◆ Directive ◆
Write out the entries below word for word, from their start through the line containing "The thin film", with both ends included. Leave the pictures out of your answer.

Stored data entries
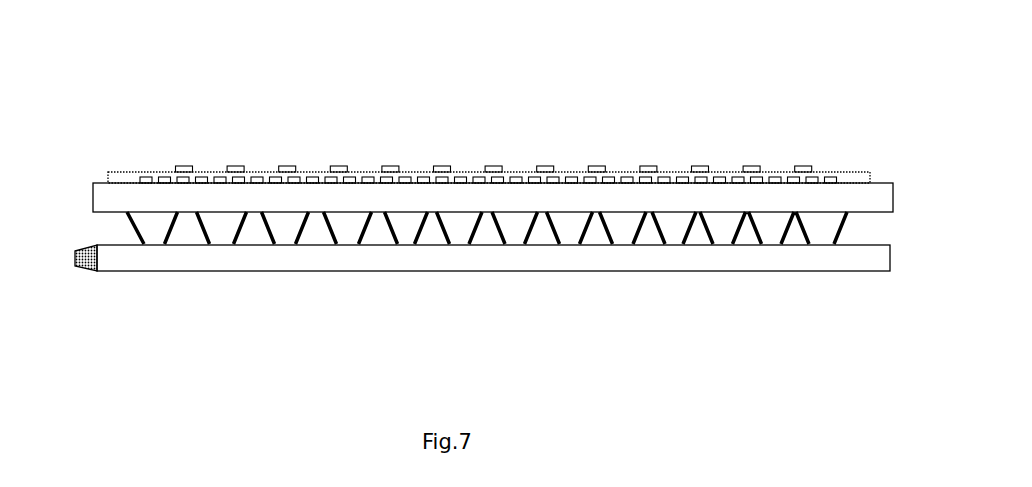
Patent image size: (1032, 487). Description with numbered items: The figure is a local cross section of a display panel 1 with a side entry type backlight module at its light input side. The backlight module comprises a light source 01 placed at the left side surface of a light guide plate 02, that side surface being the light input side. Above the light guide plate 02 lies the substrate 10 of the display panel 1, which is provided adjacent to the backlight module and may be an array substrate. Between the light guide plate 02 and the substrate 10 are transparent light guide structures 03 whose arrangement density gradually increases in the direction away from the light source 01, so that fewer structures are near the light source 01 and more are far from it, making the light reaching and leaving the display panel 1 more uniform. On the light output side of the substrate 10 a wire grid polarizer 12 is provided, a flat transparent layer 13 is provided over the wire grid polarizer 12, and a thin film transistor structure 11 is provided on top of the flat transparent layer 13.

The display panel 1 is at (367, 80).
The substrate 10 is at (225, 192).
The thin film transistor structure 11 is at (283, 155).
The wire grid polarizer 12 is at (367, 166).
The flat transparent layer 13 is at (316, 162).
The transparent light guide structure 03 is at (154, 221).
The light guide plate 02 is at (258, 269).
The light source 01 is at (87, 273).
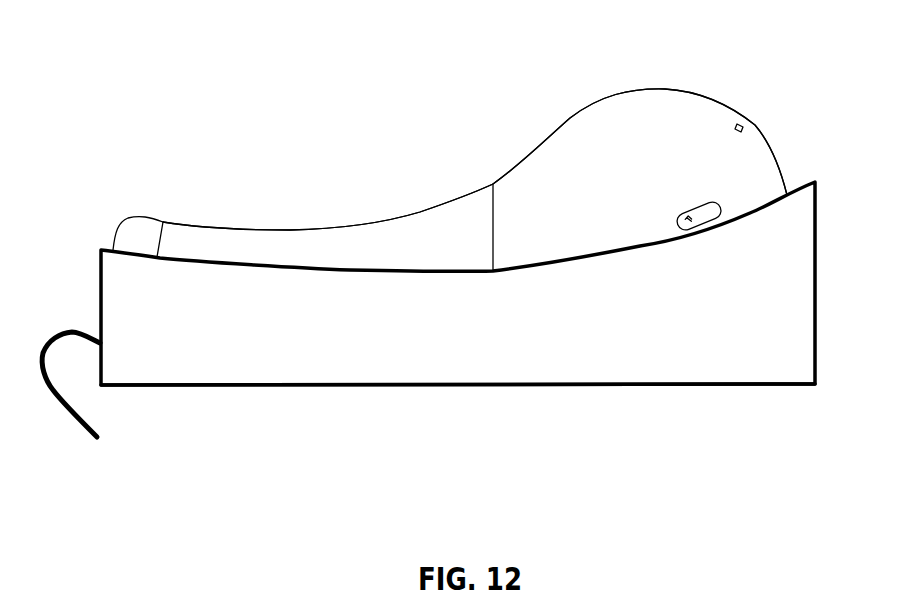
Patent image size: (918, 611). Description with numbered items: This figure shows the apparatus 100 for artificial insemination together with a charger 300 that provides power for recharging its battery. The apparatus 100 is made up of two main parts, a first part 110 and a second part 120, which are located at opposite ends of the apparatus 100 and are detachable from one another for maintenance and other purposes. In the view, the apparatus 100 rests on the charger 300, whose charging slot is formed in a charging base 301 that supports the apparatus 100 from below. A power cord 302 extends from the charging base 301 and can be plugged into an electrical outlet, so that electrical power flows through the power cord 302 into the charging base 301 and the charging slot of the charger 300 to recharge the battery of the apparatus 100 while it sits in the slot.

The apparatus 100 is at (372, 142).
The first part 110 is at (223, 237).
The second part 120 is at (653, 133).
The charger 300 is at (832, 262).
The charging base 301 is at (492, 353).
The power cord 302 is at (98, 437).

◆ Solution below ◆
Patent image size: (1032, 487). Description with numbered items: The figure is a local cross section of a display panel 1 with a side entry type backlight module at its light input side. The backlight module comprises a light source 01 placed at the left side surface of a light guide plate 02, that side surface being the light input side. Above the light guide plate 02 lies the substrate 10 of the display panel 1, which is provided adjacent to the backlight module and may be an array substrate. Between the light guide plate 02 and the substrate 10 are transparent light guide structures 03 whose arrangement density gradually increases in the direction away from the light source 01, so that fewer structures are near the light source 01 and more are far from it, making the light reaching and leaving the display panel 1 more uniform. On the light output side of the substrate 10 a wire grid polarizer 12 is provided, a flat transparent layer 13 is provided over the wire grid polarizer 12, and a thin film transistor structure 11 is provided on top of the flat transparent layer 13.

The display panel 1 is at (367, 80).
The substrate 10 is at (225, 192).
The thin film transistor structure 11 is at (283, 155).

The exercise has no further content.